(INFORMATION GIVEN)
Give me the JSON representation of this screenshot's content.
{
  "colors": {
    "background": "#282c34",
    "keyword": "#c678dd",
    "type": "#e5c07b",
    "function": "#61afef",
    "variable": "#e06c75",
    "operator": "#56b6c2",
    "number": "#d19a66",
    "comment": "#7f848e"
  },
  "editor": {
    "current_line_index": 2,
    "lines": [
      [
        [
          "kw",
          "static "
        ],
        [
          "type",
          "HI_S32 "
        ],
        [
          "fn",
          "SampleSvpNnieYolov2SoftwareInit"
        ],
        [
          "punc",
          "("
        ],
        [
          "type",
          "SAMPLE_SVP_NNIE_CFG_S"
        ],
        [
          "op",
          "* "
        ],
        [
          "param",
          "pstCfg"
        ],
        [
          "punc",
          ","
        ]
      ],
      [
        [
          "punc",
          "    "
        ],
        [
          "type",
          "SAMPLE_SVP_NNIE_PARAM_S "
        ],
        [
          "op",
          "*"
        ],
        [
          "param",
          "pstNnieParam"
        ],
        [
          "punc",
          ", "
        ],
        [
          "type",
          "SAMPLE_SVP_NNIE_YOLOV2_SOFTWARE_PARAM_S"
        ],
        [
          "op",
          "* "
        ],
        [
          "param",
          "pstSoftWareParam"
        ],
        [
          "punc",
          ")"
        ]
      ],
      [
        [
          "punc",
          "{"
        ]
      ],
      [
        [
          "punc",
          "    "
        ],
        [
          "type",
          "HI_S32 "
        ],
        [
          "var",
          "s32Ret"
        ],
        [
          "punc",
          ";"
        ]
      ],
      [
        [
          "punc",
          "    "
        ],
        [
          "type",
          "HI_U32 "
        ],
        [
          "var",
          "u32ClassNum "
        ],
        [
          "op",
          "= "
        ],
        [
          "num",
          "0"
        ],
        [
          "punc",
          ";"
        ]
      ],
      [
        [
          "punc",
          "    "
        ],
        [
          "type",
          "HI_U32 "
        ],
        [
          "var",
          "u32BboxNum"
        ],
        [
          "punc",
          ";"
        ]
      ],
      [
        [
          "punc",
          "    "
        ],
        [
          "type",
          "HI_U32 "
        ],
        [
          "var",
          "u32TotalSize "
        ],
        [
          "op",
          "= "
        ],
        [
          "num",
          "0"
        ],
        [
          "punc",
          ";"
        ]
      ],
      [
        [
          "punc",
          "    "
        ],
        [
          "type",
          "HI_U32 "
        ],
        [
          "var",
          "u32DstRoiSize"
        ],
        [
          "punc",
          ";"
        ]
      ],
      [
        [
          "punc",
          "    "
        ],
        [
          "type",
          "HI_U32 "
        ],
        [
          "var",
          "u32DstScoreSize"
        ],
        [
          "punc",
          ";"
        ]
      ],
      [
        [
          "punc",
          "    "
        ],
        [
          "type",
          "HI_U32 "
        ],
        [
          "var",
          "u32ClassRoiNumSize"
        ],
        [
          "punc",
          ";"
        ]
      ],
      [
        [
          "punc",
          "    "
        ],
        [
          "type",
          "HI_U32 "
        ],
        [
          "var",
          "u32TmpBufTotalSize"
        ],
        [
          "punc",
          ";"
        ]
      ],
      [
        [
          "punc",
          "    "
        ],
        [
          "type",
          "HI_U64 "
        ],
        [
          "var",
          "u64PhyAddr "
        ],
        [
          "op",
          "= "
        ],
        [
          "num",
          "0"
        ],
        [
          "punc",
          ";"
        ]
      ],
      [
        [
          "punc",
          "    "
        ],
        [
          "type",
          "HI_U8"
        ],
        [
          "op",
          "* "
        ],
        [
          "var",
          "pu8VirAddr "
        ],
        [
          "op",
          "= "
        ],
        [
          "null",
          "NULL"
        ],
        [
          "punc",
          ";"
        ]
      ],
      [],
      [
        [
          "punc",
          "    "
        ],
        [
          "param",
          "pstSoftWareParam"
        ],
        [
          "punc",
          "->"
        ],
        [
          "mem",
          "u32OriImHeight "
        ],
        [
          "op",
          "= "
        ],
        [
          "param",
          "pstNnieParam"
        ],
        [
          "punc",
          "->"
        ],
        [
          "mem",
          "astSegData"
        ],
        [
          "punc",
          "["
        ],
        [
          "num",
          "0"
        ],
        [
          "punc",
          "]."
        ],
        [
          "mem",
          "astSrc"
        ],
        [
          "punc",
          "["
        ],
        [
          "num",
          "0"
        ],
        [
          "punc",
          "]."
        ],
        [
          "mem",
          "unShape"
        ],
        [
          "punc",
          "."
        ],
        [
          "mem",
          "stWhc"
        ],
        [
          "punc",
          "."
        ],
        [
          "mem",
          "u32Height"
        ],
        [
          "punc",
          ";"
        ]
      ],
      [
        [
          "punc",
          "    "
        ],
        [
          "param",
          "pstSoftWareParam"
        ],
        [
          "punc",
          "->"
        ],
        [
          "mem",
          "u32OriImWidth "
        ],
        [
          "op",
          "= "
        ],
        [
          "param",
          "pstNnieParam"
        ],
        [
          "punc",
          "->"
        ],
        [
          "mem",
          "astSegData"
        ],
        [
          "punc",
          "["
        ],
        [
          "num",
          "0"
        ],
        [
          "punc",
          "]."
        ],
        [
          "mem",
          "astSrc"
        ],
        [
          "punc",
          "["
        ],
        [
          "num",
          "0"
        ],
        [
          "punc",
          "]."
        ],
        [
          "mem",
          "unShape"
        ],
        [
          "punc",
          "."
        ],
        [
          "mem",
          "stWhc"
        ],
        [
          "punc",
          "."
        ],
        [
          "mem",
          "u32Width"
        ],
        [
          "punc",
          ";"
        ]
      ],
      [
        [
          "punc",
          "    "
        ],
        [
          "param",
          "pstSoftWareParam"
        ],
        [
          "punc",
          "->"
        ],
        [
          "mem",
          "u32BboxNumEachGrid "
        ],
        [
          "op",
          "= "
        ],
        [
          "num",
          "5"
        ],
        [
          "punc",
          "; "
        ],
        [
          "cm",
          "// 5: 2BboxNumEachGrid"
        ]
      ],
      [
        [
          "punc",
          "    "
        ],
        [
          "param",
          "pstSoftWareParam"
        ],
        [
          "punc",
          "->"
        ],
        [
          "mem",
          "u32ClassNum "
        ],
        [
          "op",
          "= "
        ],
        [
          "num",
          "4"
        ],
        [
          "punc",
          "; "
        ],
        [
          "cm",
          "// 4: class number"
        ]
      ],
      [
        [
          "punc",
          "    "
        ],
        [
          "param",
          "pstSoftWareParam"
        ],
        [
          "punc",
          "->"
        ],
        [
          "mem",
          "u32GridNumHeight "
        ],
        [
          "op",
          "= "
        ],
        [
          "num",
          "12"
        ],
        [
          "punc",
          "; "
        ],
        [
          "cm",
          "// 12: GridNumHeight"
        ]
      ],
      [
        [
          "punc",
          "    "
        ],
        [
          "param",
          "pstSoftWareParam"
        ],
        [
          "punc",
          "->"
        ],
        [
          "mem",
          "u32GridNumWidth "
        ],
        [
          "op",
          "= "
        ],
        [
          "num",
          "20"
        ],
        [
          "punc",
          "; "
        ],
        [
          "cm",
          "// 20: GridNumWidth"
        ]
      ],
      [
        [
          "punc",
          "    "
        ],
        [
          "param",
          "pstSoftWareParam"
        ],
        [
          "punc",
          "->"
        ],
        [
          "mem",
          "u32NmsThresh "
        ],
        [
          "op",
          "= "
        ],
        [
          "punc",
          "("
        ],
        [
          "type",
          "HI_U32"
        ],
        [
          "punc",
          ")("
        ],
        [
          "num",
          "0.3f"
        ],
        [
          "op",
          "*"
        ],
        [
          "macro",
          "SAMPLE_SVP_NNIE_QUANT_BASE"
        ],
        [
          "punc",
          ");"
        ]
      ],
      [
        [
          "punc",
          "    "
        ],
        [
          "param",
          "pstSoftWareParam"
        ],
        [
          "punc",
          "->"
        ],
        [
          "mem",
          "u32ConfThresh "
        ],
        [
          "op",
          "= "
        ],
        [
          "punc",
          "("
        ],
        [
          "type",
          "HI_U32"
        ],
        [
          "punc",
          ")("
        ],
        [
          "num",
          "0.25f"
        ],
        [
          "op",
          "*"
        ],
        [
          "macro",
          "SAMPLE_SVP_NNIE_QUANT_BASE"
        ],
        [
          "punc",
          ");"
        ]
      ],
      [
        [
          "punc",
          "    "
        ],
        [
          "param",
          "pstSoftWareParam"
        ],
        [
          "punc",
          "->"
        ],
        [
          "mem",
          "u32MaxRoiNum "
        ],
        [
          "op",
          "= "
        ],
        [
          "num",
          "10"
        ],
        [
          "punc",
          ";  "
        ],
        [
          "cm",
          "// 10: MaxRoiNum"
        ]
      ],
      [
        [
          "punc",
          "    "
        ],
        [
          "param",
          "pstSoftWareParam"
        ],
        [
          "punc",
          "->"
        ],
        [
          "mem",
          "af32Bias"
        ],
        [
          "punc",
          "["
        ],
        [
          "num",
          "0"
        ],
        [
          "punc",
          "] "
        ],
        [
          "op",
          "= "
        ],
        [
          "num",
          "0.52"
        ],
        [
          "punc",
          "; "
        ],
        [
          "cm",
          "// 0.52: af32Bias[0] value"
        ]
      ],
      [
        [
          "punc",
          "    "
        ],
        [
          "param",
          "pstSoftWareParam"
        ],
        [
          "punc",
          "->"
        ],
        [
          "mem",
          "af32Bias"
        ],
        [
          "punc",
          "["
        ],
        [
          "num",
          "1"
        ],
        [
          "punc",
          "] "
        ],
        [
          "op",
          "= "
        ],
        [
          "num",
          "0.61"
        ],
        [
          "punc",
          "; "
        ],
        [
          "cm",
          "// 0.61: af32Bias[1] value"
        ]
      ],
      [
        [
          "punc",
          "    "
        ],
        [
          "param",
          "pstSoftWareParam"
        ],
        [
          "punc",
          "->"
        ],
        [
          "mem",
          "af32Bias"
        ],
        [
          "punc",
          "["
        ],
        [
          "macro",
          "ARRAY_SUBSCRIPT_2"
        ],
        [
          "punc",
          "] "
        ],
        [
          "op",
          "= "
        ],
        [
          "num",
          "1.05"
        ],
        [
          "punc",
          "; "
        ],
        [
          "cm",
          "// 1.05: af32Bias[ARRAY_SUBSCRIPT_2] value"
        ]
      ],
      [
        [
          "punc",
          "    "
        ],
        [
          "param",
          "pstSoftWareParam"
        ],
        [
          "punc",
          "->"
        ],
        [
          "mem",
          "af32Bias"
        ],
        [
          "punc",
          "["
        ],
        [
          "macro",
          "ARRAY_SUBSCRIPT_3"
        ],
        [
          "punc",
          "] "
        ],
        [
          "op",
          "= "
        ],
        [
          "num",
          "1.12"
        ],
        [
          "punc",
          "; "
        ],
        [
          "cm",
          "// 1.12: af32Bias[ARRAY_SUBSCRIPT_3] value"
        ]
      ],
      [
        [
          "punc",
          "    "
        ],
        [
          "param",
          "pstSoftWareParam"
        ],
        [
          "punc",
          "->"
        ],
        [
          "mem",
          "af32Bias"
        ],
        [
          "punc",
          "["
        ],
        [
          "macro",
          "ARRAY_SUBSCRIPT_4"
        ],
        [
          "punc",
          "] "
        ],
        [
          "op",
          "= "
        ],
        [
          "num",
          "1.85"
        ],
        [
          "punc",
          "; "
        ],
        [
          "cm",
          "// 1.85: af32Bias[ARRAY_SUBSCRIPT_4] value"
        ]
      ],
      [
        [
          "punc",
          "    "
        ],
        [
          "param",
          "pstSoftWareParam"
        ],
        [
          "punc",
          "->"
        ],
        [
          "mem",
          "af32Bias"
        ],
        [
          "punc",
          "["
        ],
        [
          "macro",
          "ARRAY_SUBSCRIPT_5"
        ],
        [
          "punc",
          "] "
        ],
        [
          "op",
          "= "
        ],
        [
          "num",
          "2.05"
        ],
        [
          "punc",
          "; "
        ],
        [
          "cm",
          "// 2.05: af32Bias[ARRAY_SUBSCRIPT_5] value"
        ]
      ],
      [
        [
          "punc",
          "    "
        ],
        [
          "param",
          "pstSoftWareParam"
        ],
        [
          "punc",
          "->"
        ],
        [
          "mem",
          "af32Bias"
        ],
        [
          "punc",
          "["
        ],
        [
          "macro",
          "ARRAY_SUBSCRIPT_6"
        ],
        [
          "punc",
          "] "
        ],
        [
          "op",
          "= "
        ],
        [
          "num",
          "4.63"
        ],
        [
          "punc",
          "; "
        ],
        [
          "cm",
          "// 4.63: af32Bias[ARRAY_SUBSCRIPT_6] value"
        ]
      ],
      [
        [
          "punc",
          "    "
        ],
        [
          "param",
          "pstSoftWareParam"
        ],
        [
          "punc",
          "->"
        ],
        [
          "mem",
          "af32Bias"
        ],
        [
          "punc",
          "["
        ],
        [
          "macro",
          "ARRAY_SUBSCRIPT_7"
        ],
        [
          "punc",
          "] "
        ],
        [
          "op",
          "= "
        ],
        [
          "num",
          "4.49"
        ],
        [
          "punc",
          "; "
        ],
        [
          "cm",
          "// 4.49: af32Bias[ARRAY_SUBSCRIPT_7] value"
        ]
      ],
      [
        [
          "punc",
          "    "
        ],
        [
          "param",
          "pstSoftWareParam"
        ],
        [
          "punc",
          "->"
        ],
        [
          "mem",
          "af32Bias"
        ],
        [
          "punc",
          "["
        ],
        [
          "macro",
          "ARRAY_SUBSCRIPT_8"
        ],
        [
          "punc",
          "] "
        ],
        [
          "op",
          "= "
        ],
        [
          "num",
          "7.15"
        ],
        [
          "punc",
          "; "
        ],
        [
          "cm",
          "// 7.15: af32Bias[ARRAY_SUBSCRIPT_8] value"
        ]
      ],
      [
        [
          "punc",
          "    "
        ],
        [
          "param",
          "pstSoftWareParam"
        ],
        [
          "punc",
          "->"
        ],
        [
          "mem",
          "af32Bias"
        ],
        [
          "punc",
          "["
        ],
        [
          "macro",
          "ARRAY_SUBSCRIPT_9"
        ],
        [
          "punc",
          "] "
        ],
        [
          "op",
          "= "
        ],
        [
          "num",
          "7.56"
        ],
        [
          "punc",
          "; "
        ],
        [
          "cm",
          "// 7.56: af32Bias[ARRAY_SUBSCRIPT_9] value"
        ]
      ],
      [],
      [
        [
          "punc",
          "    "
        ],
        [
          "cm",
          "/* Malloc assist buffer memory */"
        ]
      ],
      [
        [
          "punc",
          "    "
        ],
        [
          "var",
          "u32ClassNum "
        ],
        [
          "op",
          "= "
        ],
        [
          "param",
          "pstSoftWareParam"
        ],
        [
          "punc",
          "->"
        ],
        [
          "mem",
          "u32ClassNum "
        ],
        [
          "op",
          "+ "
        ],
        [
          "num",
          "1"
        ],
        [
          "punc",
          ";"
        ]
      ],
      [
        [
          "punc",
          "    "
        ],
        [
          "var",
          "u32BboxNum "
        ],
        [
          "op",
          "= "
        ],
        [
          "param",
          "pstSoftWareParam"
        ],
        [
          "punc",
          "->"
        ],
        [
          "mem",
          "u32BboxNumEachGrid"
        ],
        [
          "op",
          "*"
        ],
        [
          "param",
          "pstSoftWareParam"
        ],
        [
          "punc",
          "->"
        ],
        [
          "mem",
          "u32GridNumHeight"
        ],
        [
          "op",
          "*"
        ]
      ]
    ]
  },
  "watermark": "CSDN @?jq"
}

(PROBLEM DESCRIPTION) Work out how many lines in the records above contain the word "value", and reply with that number alone.

(RESPONSE TO THIS EXERCISE) 10